INSTRUCTION: Go through the records underneath and write each one out again exactly.

RECORDS TO USE:
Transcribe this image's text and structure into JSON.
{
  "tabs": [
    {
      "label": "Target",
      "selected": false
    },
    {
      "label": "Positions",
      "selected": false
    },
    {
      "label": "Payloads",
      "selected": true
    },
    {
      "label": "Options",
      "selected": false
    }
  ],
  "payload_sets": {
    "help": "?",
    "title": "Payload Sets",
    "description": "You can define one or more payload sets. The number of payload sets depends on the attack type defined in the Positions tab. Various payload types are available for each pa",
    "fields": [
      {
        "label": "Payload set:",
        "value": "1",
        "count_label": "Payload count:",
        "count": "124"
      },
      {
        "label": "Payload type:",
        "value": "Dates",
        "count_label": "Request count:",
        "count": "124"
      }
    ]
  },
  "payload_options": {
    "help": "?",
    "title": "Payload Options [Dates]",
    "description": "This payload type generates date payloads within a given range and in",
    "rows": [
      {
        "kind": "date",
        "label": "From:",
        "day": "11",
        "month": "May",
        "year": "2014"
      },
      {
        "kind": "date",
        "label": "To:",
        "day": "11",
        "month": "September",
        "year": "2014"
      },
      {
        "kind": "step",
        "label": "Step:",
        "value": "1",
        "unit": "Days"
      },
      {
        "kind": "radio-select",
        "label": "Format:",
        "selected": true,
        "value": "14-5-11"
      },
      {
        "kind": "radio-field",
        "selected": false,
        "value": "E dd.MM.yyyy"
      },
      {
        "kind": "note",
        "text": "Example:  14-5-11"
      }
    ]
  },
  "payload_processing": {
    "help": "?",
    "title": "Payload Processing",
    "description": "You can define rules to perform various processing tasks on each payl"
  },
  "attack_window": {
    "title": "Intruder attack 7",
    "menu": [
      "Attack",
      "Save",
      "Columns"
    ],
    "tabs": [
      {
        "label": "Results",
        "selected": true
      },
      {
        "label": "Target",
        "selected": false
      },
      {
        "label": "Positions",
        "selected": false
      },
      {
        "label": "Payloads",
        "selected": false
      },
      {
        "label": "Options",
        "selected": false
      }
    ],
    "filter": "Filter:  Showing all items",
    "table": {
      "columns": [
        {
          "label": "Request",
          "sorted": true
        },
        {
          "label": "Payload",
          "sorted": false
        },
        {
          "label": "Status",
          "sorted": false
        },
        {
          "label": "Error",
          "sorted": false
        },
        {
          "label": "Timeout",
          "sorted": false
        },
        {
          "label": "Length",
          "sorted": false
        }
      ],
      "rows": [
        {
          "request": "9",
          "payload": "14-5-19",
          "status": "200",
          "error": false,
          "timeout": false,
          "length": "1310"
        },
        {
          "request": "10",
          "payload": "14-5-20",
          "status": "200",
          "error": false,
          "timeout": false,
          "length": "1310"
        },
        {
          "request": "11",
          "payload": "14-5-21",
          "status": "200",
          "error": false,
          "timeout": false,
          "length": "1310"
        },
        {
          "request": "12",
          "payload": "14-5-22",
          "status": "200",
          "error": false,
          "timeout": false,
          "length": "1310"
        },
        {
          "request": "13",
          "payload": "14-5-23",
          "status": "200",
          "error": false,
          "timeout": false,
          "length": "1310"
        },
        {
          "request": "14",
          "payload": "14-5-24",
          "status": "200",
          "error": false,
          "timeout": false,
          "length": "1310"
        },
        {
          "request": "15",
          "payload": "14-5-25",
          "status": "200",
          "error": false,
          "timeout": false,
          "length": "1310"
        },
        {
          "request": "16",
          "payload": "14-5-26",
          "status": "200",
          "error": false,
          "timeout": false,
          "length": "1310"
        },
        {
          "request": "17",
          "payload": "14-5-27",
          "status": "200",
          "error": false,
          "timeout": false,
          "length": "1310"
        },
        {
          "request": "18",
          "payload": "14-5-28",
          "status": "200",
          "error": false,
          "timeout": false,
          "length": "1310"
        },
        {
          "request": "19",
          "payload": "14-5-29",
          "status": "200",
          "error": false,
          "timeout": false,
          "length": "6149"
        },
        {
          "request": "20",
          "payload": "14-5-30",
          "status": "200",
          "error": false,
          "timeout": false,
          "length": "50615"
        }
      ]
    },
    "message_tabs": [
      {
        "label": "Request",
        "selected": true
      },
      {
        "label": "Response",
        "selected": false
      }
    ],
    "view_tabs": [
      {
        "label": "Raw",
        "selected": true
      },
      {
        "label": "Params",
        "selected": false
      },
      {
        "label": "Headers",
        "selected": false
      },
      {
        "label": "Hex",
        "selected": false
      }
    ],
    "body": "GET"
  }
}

SOLUTION TO THE EXERCISE:
Transcribe this image's text and structure into JSON.
{
  "tabs": [
    {
      "label": "Target",
      "selected": false
    },
    {
      "label": "Positions",
      "selected": false
    },
    {
      "label": "Payloads",
      "selected": true
    },
    {
      "label": "Options",
      "selected": false
    }
  ],
  "payload_sets": {
    "help": "?",
    "title": "Payload Sets",
    "description": "You can define one or more payload sets. The number of payload sets depends on the attack type defined in the Positions tab. Various payload types are available for each pa",
    "fields": [
      {
        "label": "Payload set:",
        "value": "1",
        "count_label": "Payload count:",
        "count": "124"
      },
      {
        "label": "Payload type:",
        "value": "Dates",
        "count_label": "Request count:",
        "count": "124"
      }
    ]
  },
  "payload_options": {
    "help": "?",
    "title": "Payload Options [Dates]",
    "description": "This payload type generates date payloads within a given range and in",
    "rows": [
      {
        "kind": "date",
        "label": "From:",
        "day": "11",
        "month": "May",
        "year": "2014"
      },
      {
        "kind": "date",
        "label": "To:",
        "day": "11",
        "month": "September",
        "year": "2014"
      },
      {
        "kind": "step",
        "label": "Step:",
        "value": "1",
        "unit": "Days"
      },
      {
        "kind": "radio-select",
        "label": "Format:",
        "selected": true,
        "value": "14-5-11"
      },
      {
        "kind": "radio-field",
        "selected": false,
        "value": "E dd.MM.yyyy"
      },
      {
        "kind": "note",
        "text": "Example:  14-5-11"
      }
    ]
  },
  "payload_processing": {
    "help": "?",
    "title": "Payload Processing",
    "description": "You can define rules to perform various processing tasks on each payl"
  },
  "attack_window": {
    "title": "Intruder attack 7",
    "menu": [
      "Attack",
      "Save",
      "Columns"
    ],
    "tabs": [
      {
        "label": "Results",
        "selected": true
      },
      {
        "label": "Target",
        "selected": false
      },
      {
        "label": "Positions",
        "selected": false
      },
      {
        "label": "Payloads",
        "selected": false
      },
      {
        "label": "Options",
        "selected": false
      }
    ],
    "filter": "Filter:  Showing all items",
    "table": {
      "columns": [
        {
          "label": "Request",
          "sorted": true
        },
        {
          "label": "Payload",
          "sorted": false
        },
        {
          "label": "Status",
          "sorted": false
        },
        {
          "label": "Error",
          "sorted": false
        },
        {
          "label": "Timeout",
          "sorted": false
        },
        {
          "label": "Length",
          "sorted": false
        }
      ],
      "rows": [
        {
          "request": "9",
          "payload": "14-5-19",
          "status": "200",
          "error": false,
          "timeout": false,
          "length": "1310"
        },
        {
          "request": "10",
          "payload": "14-5-20",
          "status": "200",
          "error": false,
          "timeout": false,
          "length": "1310"
        },
        {
          "request": "11",
          "payload": "14-5-21",
          "status": "200",
          "error": false,
          "timeout": false,
          "length": "1310"
        },
        {
          "request": "12",
          "payload": "14-5-22",
          "status": "200",
          "error": false,
          "timeout": false,
          "length": "1310"
        },
        {
          "request": "13",
          "payload": "14-5-23",
          "status": "200",
          "error": false,
          "timeout": false,
          "length": "1310"
        },
        {
          "request": "14",
          "payload": "14-5-24",
          "status": "200",
          "error": false,
          "timeout": false,
          "length": "1310"
        },
        {
          "request": "15",
          "payload": "14-5-25",
          "status": "200",
          "error": false,
          "timeout": false,
          "length": "1310"
        },
        {
          "request": "16",
          "payload": "14-5-26",
          "status": "200",
          "error": false,
          "timeout": false,
          "length": "1310"
        },
        {
          "request": "17",
          "payload": "14-5-27",
          "status": "200",
          "error": false,
          "timeout": false,
          "length": "1310"
        },
        {
          "request": "18",
          "payload": "14-5-28",
          "status": "200",
          "error": false,
          "timeout": false,
          "length": "1310"
        },
        {
          "request": "19",
          "payload": "14-5-29",
          "status": "200",
          "error": false,
          "timeout": false,
          "length": "6149"
        },
        {
          "request": "20",
          "payload": "14-5-30",
          "status": "200",
          "error": false,
          "timeout": false,
          "length": "50615"
        }
      ]
    },
    "message_tabs": [
      {
        "label": "Request",
        "selected": true
      },
      {
        "label": "Response",
        "selected": false
      }
    ],
    "view_tabs": [
      {
        "label": "Raw",
        "selected": true
      },
      {
        "label": "Params",
        "selected": false
      },
      {
        "label": "Headers",
        "selected": false
      },
      {
        "label": "Hex",
        "selected": false
      }
    ],
    "body": "GET"
  }
}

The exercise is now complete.